Instructions for the task
Wherever a line holds the string "محافظة", copy that line.

Rows

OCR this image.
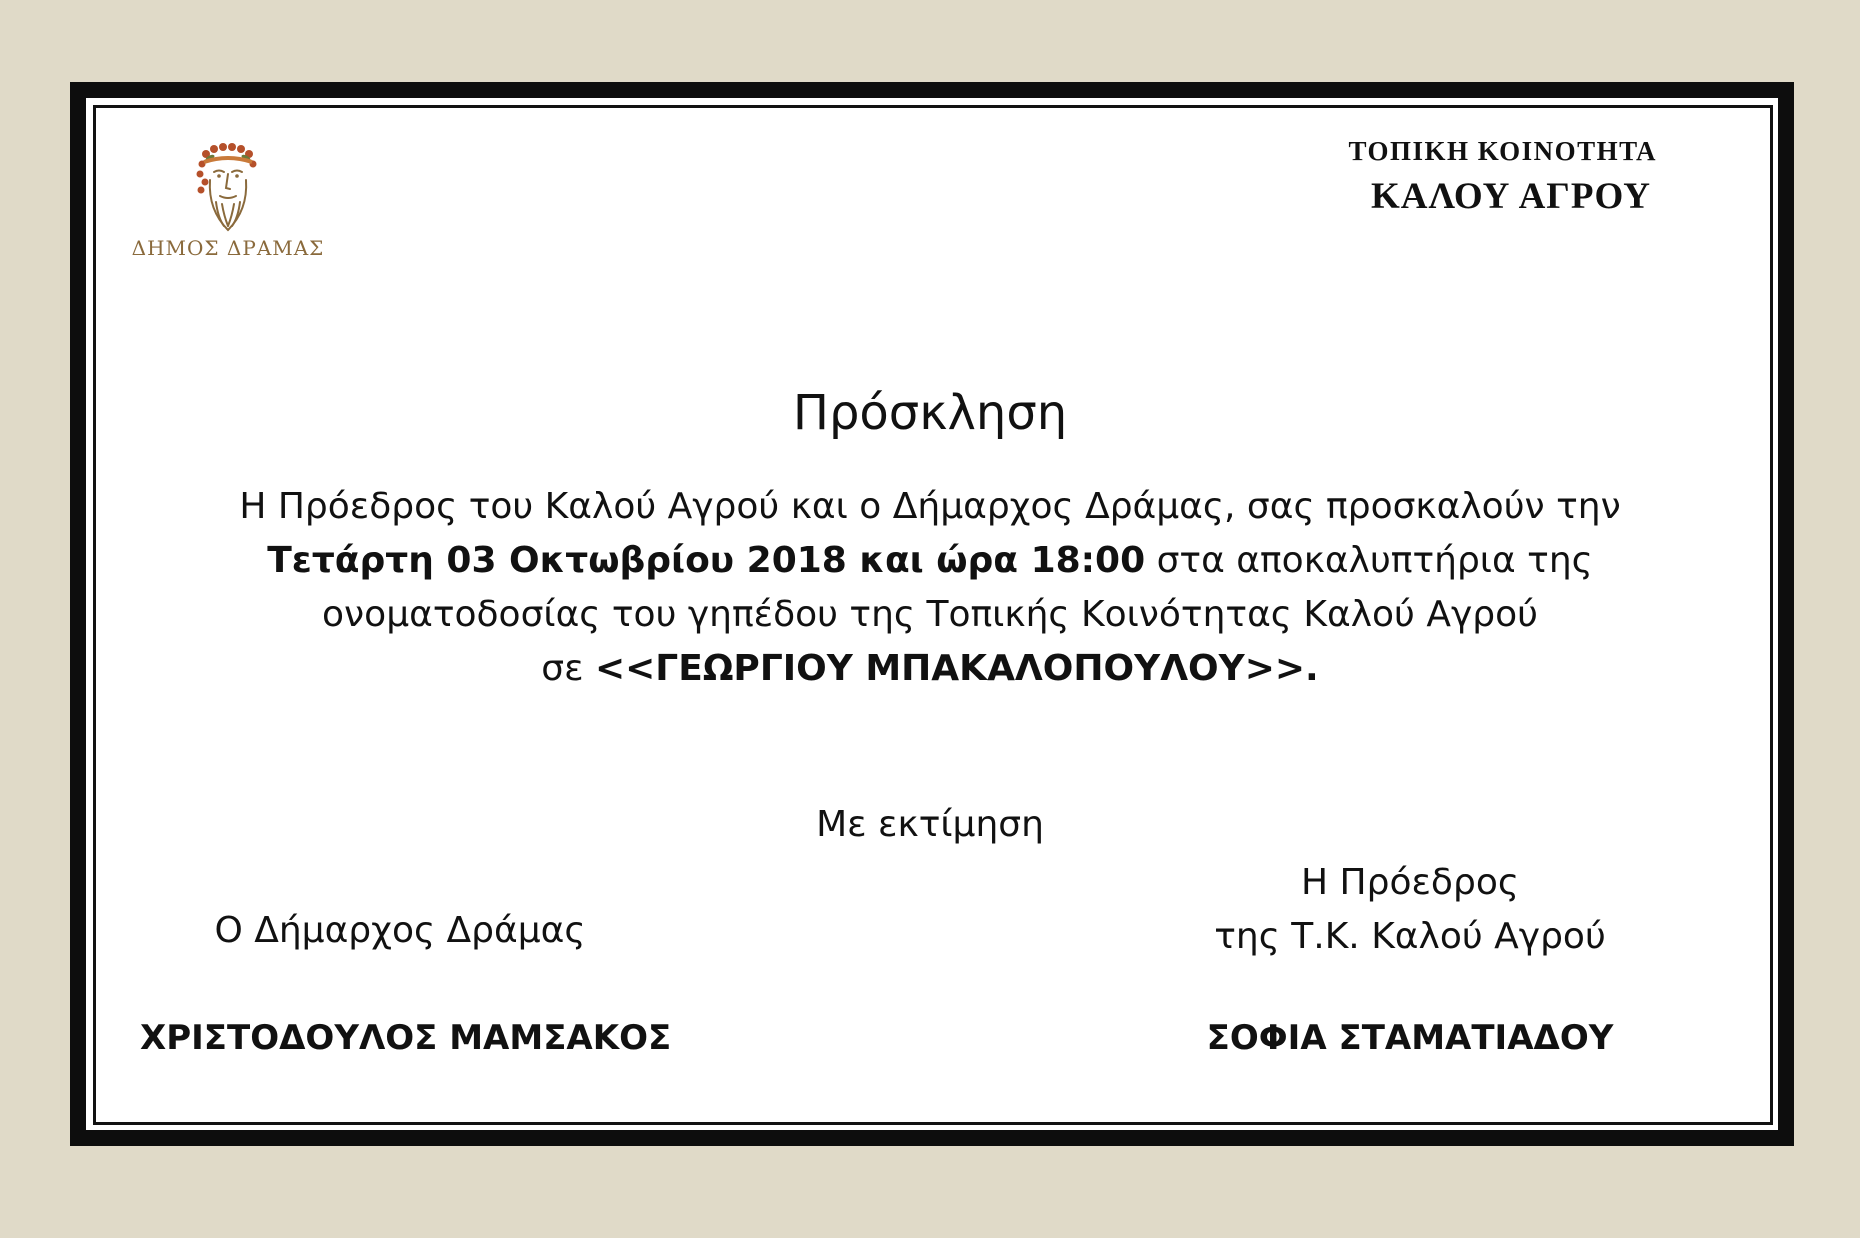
ΔΗΜΟΣ ΔΡΑΜΑΣ
ΤΟΠΙΚΗ ΚΟΙΝΟΤΗΤΑ
ΚΑΛΟΥ ΑΓΡΟΥ
Πρόσκληση
Η Πρόεδρος του Καλού Αγρού και ο Δήμαρχος Δράμας, σας προσκαλούν την
Τετάρτη 03 Οκτωβρίου 2018 και ώρα 18:00 στα αποκαλυπτήρια της
ονοματοδοσίας του γηπέδου της Τοπικής Κοινότητας Καλού Αγρού
σε <<ΓΕΩΡΓΙΟΥ ΜΠΑΚΑΛΟΠΟΥΛΟΥ>>.
Με εκτίμηση
Ο Δήμαρχος Δράμας
Η Πρόεδρος
της Τ.Κ. Καλού Αγρού
ΧΡΙΣΤΟΔΟΥΛΟΣ ΜΑΜΣΑΚΟΣ	ΣΟΦΙΑ ΣΤΑΜΑΤΙΑΔΟΥ
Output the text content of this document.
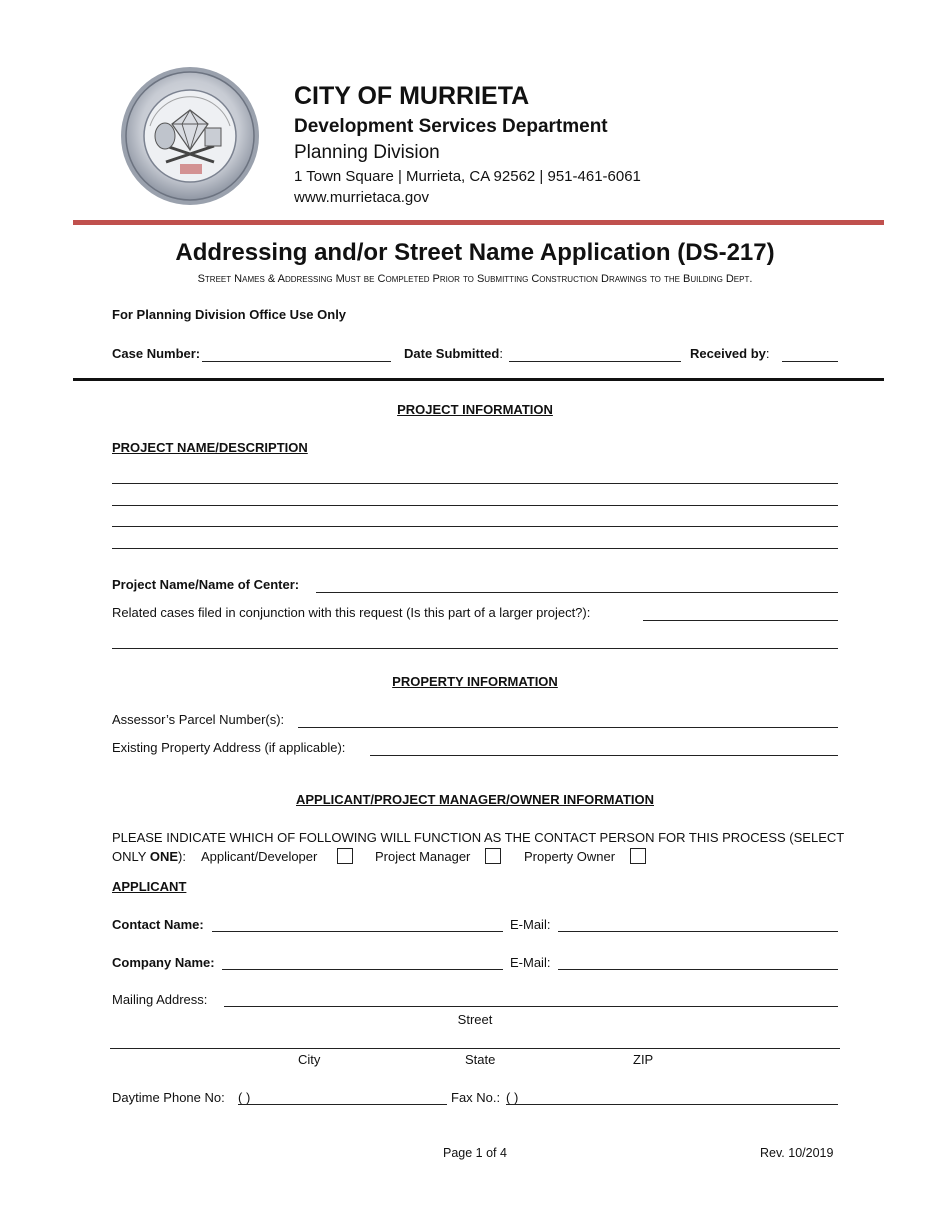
CITY OF MURRIETA
Development Services Department
Planning Division
1 Town Square | Murrieta, CA 92562 | 951-461-6061
www.murrietaca.gov
Addressing and/or Street Name Application (DS-217)
Street Names & Addressing Must be Completed Prior to Submitting Construction Drawings to the Building Dept.
For Planning Division Office Use Only
Case Number:	Date Submitted:	Received by:
PROJECT INFORMATION
PROJECT NAME/DESCRIPTION
Project Name/Name of Center:
Related cases filed in conjunction with this request (Is this part of a larger project?):
PROPERTY INFORMATION
Assessor’s Parcel Number(s):
Existing Property Address (if applicable):
APPLICANT/PROJECT MANAGER/OWNER INFORMATION
PLEASE INDICATE WHICH OF FOLLOWING WILL FUNCTION AS THE CONTACT PERSON FOR THIS PROCESS (SELECT
ONLY ONE): Applicant/Developer	Project Manager	Property Owner
APPLICANT
Contact Name:	E-Mail:
Company Name:	E-Mail:
Mailing Address:
Street
City	State	ZIP
Daytime Phone No: ( )	Fax No.: ( )
Page 1 of 4	Rev. 10/2019
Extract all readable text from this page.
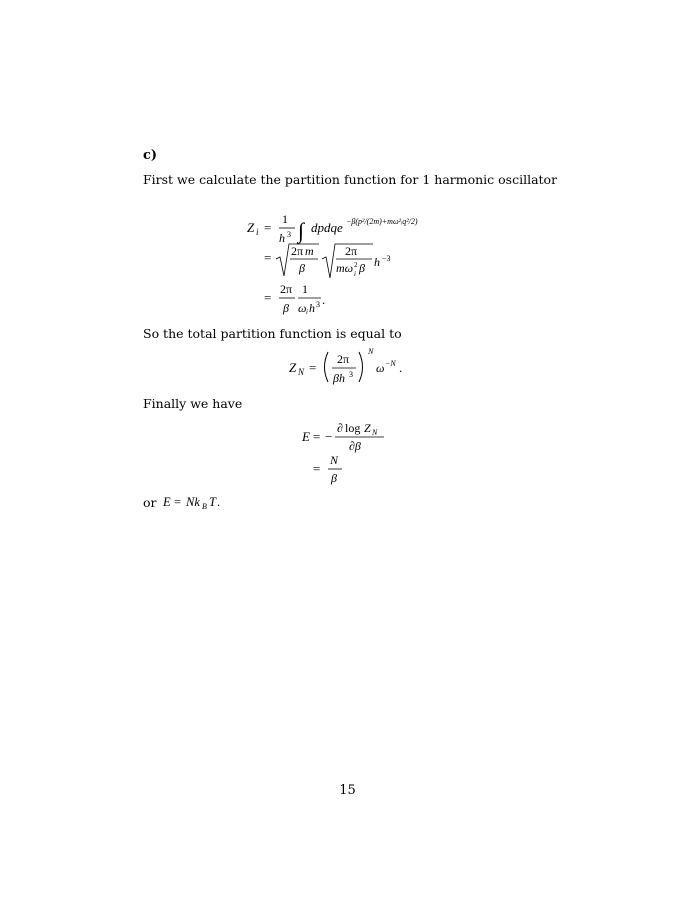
c)
First we calculate the partition function for 1 harmonic oscillator
Z i =
1
h 3 ∫ dpdqe −β(p²/(2m)+mω²ᵢq²/2)
= 2π m
β
2π
mω 2
i β h −3
=
2π
β
1
ω i h 3 .
So the total partition function is equal to
Z N =
2π
βh 3
N
ω −N .
Finally we have
E = −
∂ log Z N
∂β
=
N
β
or E = Nk B T .
15
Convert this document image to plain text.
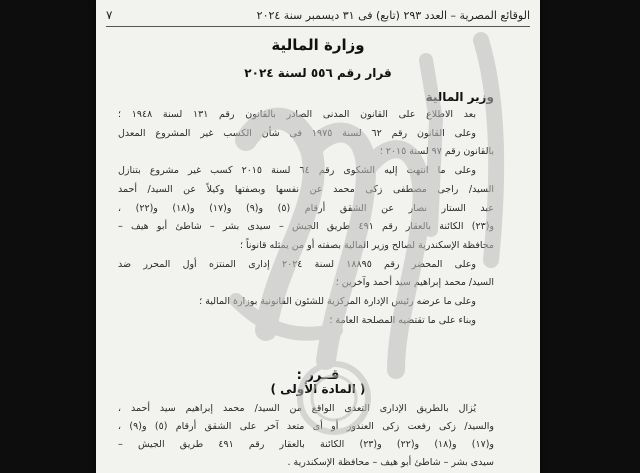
الوقائع المصرية – العدد ٢٩٣ (تابع) فى ٣١ ديسمبر سنة ٢٠٢٤
٧
وزارة المالية
قرار رقم ٥٥٦ لسنة ٢٠٢٤
وزير المالية
بعد الاطلاع على القانون المدنى الصادر بالقانون رقم ١٣١ لسنة ١٩٤٨ ؛
وعلى القانون رقم ٦٢ لسنة ١٩٧٥ فى شأن الكسب غير المشروع المعدل
بالقانون رقم ٩٧ لسنة ٢٠١٥ ؛
وعلى ما انتهت إليه الشكوى رقم ٦٤ لسنة ٢٠١٥ كسب غير مشروع بتنازل
السيد/ راجى مصطفى زكى محمد عن نفسها وبصفتها وكيلاً عن السيد/ أحمد
عبد الستار نصار عن الشقق أرقام (٥) و(٩) و(١٧) و(١٨) و(٢٢) ،
و(٢٣) الكائنة بالعقار رقم ٤٩١ طريق الجيش – سيدى بشر – شاطئ أبو هيف –
محافظة الإسكندرية لصالح وزير المالية بصفته أو من يمثله قانوناً ؛
وعلى المحضر رقم ١٨٨٩٥ لسنة ٢٠٢٤ إدارى المنتزه أول المحرر ضد
السيد/ محمد إبراهيم سيد أحمد وآخرين ؛
وعلى ما عرضه رئيس الإدارة المركزية للشئون القانونية بوزارة المالية ؛
وبناء على ما تقتضيه المصلحة العامة ؛
قــرر :
( المادة الأولى )
يُزال بالطريق الإدارى التعدى الواقع من السيد/ محمد إبراهيم سيد أحمد ،
والسيد/ زكى رفعت زكى العندور أو أى متعد آخر على الشقق أرقام (٥) و(٩) ،
و(١٧) و(١٨) و(٢٢) و(٢٣) الكائنة بالعقار رقم ٤٩١ طريق الجيش –
سيدى بشر – شاطئ أبو هيف – محافظة الإسكندرية .
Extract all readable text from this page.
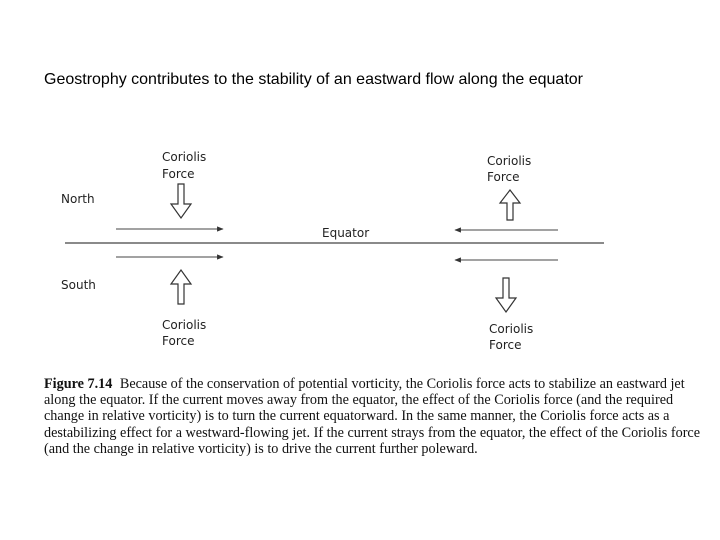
Geostrophy contributes to the stability of an eastward flow along the equator
North
South
Equator
Coriolis
Force
Coriolis
Force
Coriolis
Force
Coriolis
Force

Figure 7.14 Because of the conservation of potential vorticity, the Coriolis force acts to stabilize an eastward jet along the equator. If the current moves away from the equator, the effect of the Coriolis force (and the required change in relative vorticity) is to turn the current equatorward. In the same manner, the Coriolis force acts as a destabilizing effect for a westward-flowing jet. If the current strays from the equator, the effect of the Coriolis force (and the change in relative vorticity) is to drive the current further poleward.
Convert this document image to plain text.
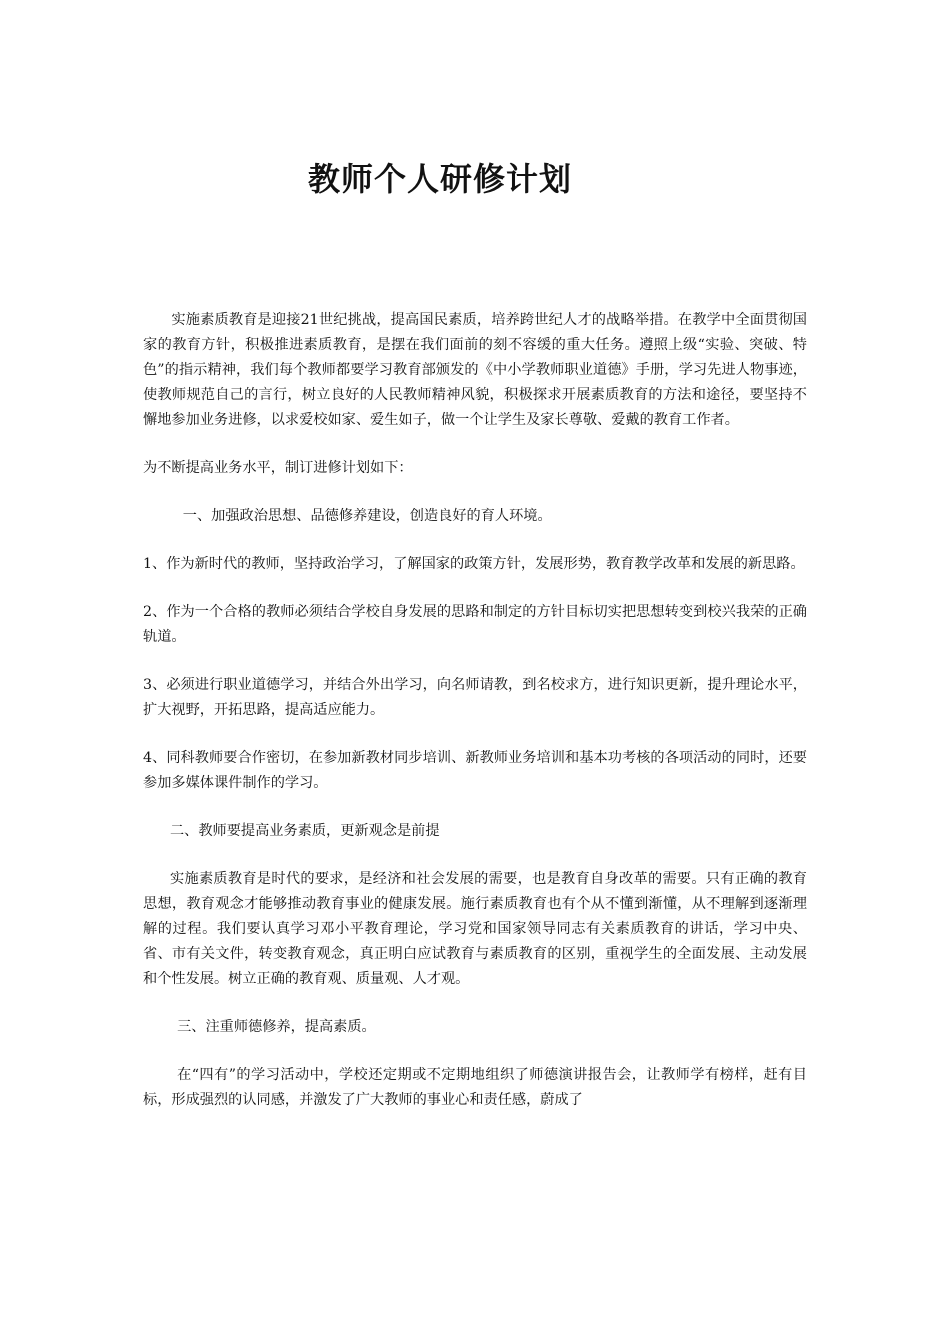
教师个人研修计划

实施素质教育是迎接21世纪挑战，提高国民素质，培养跨世纪人才的战略举措。在教学中全面贯彻国家的教育方针，积极推进素质教育，是摆在我们面前的刻不容缓的重大任务。遵照上级“实验、突破、特色”的指示精神，我们每个教师都要学习教育部颁发的《中小学教师职业道德》手册，学习先进人物事迹，使教师规范自己的言行，树立良好的人民教师精神风貌，积极探求开展素质教育的方法和途径，要坚持不懈地参加业务进修，以求爱校如家、爱生如子，做一个让学生及家长尊敬、爱戴的教育工作者。

为不断提高业务水平，制订进修计划如下：

一、加强政治思想、品德修养建设，创造良好的育人环境。

1、作为新时代的教师，坚持政治学习，了解国家的政策方针，发展形势，教育教学改革和发展的新思路。

2、作为一个合格的教师必须结合学校自身发展的思路和制定的方针目标切实把思想转变到校兴我荣的正确轨道。

3、必须进行职业道德学习，并结合外出学习，向名师请教，到名校求方，进行知识更新，提升理论水平，扩大视野，开拓思路，提高适应能力。

4、同科教师要合作密切，在参加新教材同步培训、新教师业务培训和基本功考核的各项活动的同时，还要参加多媒体课件制作的学习。

二、教师要提高业务素质，更新观念是前提

实施素质教育是时代的要求，是经济和社会发展的需要，也是教育自身改革的需要。只有正确的教育思想，教育观念才能够推动教育事业的健康发展。施行素质教育也有个从不懂到渐懂，从不理解到逐渐理解的过程。我们要认真学习邓小平教育理论，学习党和国家领导同志有关素质教育的讲话，学习中央、省、市有关文件，转变教育观念，真正明白应试教育与素质教育的区别，重视学生的全面发展、主动发展和个性发展。树立正确的教育观、质量观、人才观。

三、注重师德修养，提高素质。

在“四有”的学习活动中，学校还定期或不定期地组织了师德演讲报告会，让教师学有榜样，赶有目标，形成强烈的认同感，并激发了广大教师的事业心和责任感，蔚成了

Solution to the exercise
محافظة الإسكندرية لصالح وزير المالية بصفته أو من يمثله قانوناً ؛
سيدى بشر – شاطئ أبو هيف – محافظة الإسكندرية .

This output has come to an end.